SET EXERCISE:
Skip every image and restate the data word for word.

============================================================

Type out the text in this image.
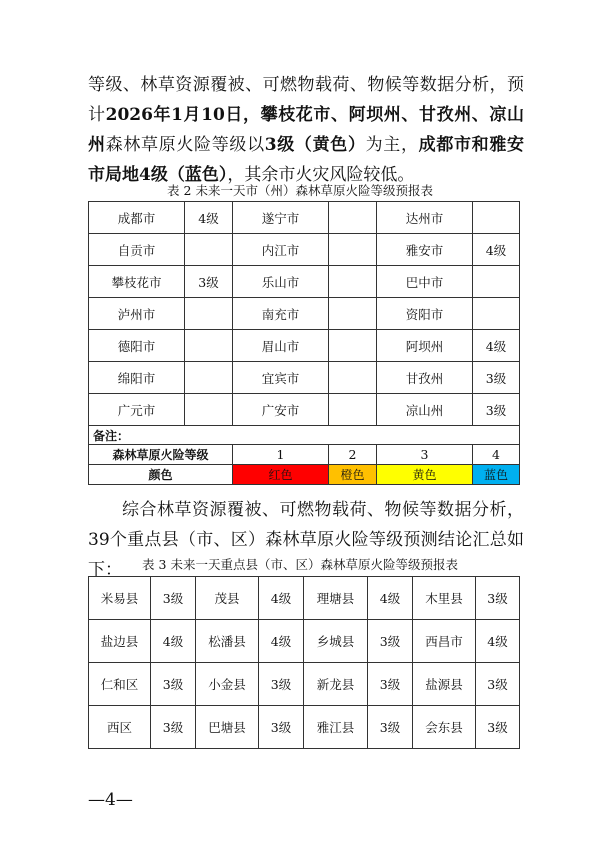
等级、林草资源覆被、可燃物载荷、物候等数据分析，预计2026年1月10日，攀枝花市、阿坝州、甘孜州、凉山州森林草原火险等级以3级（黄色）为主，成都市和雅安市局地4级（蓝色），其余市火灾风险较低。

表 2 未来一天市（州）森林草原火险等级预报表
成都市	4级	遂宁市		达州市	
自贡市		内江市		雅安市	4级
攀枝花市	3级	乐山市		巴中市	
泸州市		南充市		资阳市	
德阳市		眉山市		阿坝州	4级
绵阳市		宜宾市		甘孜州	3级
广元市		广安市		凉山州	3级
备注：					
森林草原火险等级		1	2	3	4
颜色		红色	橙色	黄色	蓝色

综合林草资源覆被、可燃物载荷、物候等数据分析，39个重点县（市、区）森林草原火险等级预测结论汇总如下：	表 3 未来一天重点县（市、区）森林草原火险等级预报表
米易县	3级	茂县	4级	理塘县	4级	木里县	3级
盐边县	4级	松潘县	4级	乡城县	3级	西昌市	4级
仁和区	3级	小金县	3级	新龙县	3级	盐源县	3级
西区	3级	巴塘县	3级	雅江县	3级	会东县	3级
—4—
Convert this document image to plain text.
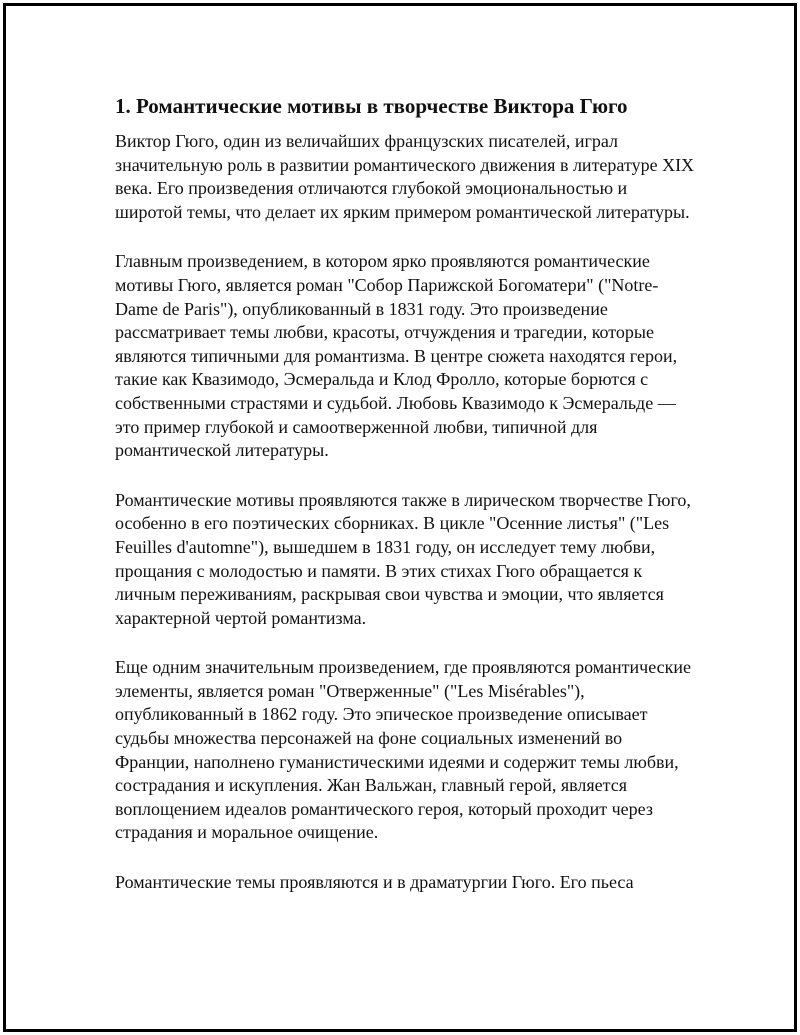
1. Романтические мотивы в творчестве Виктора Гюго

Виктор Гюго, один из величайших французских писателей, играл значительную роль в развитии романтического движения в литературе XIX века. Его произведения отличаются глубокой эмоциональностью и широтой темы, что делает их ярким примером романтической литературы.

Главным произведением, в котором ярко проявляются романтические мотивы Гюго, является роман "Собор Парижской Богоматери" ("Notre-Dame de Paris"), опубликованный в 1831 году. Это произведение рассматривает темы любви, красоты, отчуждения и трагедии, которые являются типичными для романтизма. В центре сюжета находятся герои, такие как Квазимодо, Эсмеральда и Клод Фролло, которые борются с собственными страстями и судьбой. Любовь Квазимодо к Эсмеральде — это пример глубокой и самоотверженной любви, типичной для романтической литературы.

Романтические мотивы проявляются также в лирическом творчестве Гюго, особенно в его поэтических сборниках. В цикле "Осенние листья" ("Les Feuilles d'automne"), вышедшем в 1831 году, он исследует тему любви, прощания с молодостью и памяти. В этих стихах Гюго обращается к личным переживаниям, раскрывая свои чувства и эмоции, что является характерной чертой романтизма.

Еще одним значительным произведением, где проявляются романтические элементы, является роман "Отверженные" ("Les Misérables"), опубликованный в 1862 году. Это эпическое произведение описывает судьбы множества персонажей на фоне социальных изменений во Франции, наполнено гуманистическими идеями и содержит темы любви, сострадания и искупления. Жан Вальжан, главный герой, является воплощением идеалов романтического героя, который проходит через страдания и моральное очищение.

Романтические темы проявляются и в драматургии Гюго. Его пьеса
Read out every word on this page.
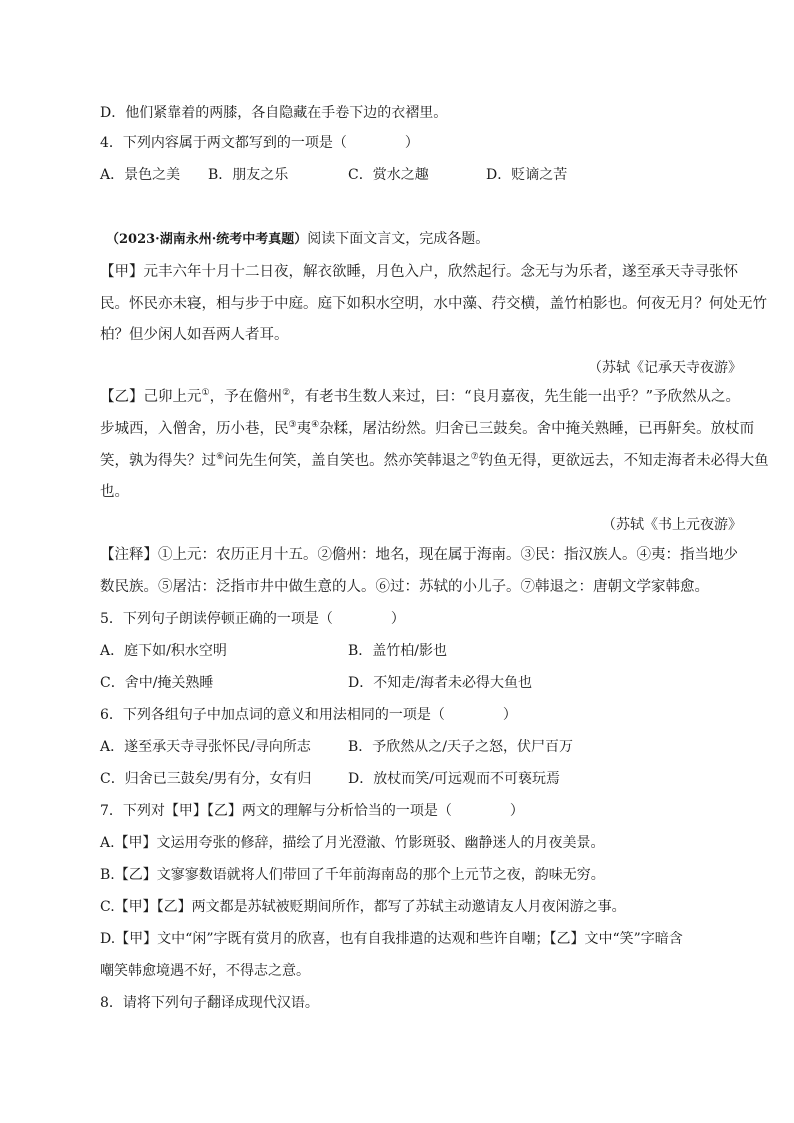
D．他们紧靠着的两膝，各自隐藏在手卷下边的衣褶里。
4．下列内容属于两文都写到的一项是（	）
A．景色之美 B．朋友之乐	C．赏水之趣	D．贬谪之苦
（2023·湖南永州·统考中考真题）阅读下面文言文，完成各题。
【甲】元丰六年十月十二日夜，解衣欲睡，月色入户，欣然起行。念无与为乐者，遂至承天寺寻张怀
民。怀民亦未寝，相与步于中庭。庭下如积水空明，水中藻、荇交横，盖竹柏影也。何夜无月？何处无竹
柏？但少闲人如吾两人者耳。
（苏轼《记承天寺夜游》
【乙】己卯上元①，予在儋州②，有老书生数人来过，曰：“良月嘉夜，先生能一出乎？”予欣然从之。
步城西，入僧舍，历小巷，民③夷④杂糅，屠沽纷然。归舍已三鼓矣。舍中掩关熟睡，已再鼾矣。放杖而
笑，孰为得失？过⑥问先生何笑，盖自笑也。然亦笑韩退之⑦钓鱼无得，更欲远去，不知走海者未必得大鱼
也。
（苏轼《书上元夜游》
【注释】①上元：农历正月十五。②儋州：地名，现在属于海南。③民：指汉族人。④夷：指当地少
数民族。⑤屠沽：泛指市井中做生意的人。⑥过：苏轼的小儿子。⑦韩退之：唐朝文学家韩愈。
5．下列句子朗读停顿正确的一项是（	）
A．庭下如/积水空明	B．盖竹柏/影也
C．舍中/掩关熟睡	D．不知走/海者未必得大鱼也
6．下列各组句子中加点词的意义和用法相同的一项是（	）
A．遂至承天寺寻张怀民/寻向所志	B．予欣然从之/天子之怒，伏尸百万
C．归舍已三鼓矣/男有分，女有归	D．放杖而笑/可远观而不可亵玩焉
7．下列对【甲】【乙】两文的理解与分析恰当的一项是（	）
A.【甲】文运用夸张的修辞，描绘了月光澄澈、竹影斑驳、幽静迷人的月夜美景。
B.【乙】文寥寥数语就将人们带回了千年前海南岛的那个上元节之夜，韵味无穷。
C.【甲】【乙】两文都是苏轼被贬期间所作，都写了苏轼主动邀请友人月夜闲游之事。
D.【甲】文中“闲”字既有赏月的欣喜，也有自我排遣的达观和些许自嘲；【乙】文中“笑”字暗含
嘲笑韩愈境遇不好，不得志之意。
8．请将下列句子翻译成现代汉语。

============================================================

RESPONSE:
Type out the text in this image.
等级、林草资源覆被、可燃物载荷、物候等数据分析，预计2026年1月10日，攀枝花市、阿坝州、甘孜州、凉山州森林草原火险等级以3级（黄色）为主，成都市和雅安市局地4级（蓝色），其余市火灾风险较低。

表 2 未来一天市（州）森林草原火险等级预报表
成都市	4级	遂宁市		达州市	
自贡市		内江市		雅安市	4级
攀枝花市	3级	乐山市		巴中市	
泸州市		南充市		资阳市	
德阳市		眉山市		阿坝州	4级
绵阳市		宜宾市		甘孜州	3级
广元市		广安市		凉山州	3级
备注：					
森林草原火险等级		1	2	3	4
颜色		红色	橙色	黄色	蓝色

综合林草资源覆被、可燃物载荷、物候等数据分析，39个重点县（市、区）森林草原火险等级预测结论汇总如下：	表 3 未来一天重点县（市、区）森林草原火险等级预报表
米易县	3级	茂县	4级	理塘县	4级	木里县	3级
盐边县	4级	松潘县	4级	乡城县	3级	西昌市	4级
仁和区	3级	小金县	3级	新龙县	3级	盐源县	3级
西区	3级	巴塘县	3级	雅江县	3级	会东县	3级
—4—
Convert this document image to plain text.
1. Романтические мотивы в творчестве Виктора Гюго

Виктор Гюго, один из величайших французских писателей, играл значительную роль в развитии романтического движения в литературе XIX века. Его произведения отличаются глубокой эмоциональностью и широтой темы, что делает их ярким примером романтической литературы.

Главным произведением, в котором ярко проявляются романтические мотивы Гюго, является роман "Собор Парижской Богоматери" ("Notre-Dame de Paris"), опубликованный в 1831 году. Это произведение рассматривает темы любви, красоты, отчуждения и трагедии, которые являются типичными для романтизма. В центре сюжета находятся герои, такие как Квазимодо, Эсмеральда и Клод Фролло, которые борются с собственными страстями и судьбой. Любовь Квазимодо к Эсмеральде — это пример глубокой и самоотверженной любви, типичной для романтической литературы.

Романтические мотивы проявляются также в лирическом творчестве Гюго, особенно в его поэтических сборниках. В цикле "Осенние листья" ("Les Feuilles d'automne"), вышедшем в 1831 году, он исследует тему любви, прощания с молодостью и памяти. В этих стихах Гюго обращается к личным переживаниям, раскрывая свои чувства и эмоции, что является характерной чертой романтизма.

Еще одним значительным произведением, где проявляются романтические элементы, является роман "Отверженные" ("Les Misérables"), опубликованный в 1862 году. Это эпическое произведение описывает судьбы множества персонажей на фоне социальных изменений во Франции, наполнено гуманистическими идеями и содержит темы любви, сострадания и искупления. Жан Вальжан, главный герой, является воплощением идеалов романтического героя, который проходит через страдания и моральное очищение.

Романтические темы проявляются и в драматургии Гюго. Его пьеса
Read out every word on this page.
D．他们紧靠着的两膝，各自隐藏在手卷下边的衣褶里。
4．下列内容属于两文都写到的一项是（	）
A．景色之美 B．朋友之乐	C．赏水之趣	D．贬谪之苦
（2023·湖南永州·统考中考真题）阅读下面文言文，完成各题。
【甲】元丰六年十月十二日夜，解衣欲睡，月色入户，欣然起行。念无与为乐者，遂至承天寺寻张怀
民。怀民亦未寝，相与步于中庭。庭下如积水空明，水中藻、荇交横，盖竹柏影也。何夜无月？何处无竹
柏？但少闲人如吾两人者耳。
（苏轼《记承天寺夜游》
【乙】己卯上元①，予在儋州②，有老书生数人来过，曰：“良月嘉夜，先生能一出乎？”予欣然从之。
步城西，入僧舍，历小巷，民③夷④杂糅，屠沽纷然。归舍已三鼓矣。舍中掩关熟睡，已再鼾矣。放杖而
笑，孰为得失？过⑥问先生何笑，盖自笑也。然亦笑韩退之⑦钓鱼无得，更欲远去，不知走海者未必得大鱼
也。
（苏轼《书上元夜游》
【注释】①上元：农历正月十五。②儋州：地名，现在属于海南。③民：指汉族人。④夷：指当地少
数民族。⑤屠沽：泛指市井中做生意的人。⑥过：苏轼的小儿子。⑦韩退之：唐朝文学家韩愈。
5．下列句子朗读停顿正确的一项是（	）
A．庭下如/积水空明	B．盖竹柏/影也
C．舍中/掩关熟睡	D．不知走/海者未必得大鱼也
6．下列各组句子中加点词的意义和用法相同的一项是（	）
A．遂至承天寺寻张怀民/寻向所志	B．予欣然从之/天子之怒，伏尸百万
C．归舍已三鼓矣/男有分，女有归	D．放杖而笑/可远观而不可亵玩焉
7．下列对【甲】【乙】两文的理解与分析恰当的一项是（	）
A.【甲】文运用夸张的修辞，描绘了月光澄澈、竹影斑驳、幽静迷人的月夜美景。
B.【乙】文寥寥数语就将人们带回了千年前海南岛的那个上元节之夜，韵味无穷。
C.【甲】【乙】两文都是苏轼被贬期间所作，都写了苏轼主动邀请友人月夜闲游之事。
D.【甲】文中“闲”字既有赏月的欣喜，也有自我排遣的达观和些许自嘲；【乙】文中“笑”字暗含
嘲笑韩愈境遇不好，不得志之意。
8．请将下列句子翻译成现代汉语。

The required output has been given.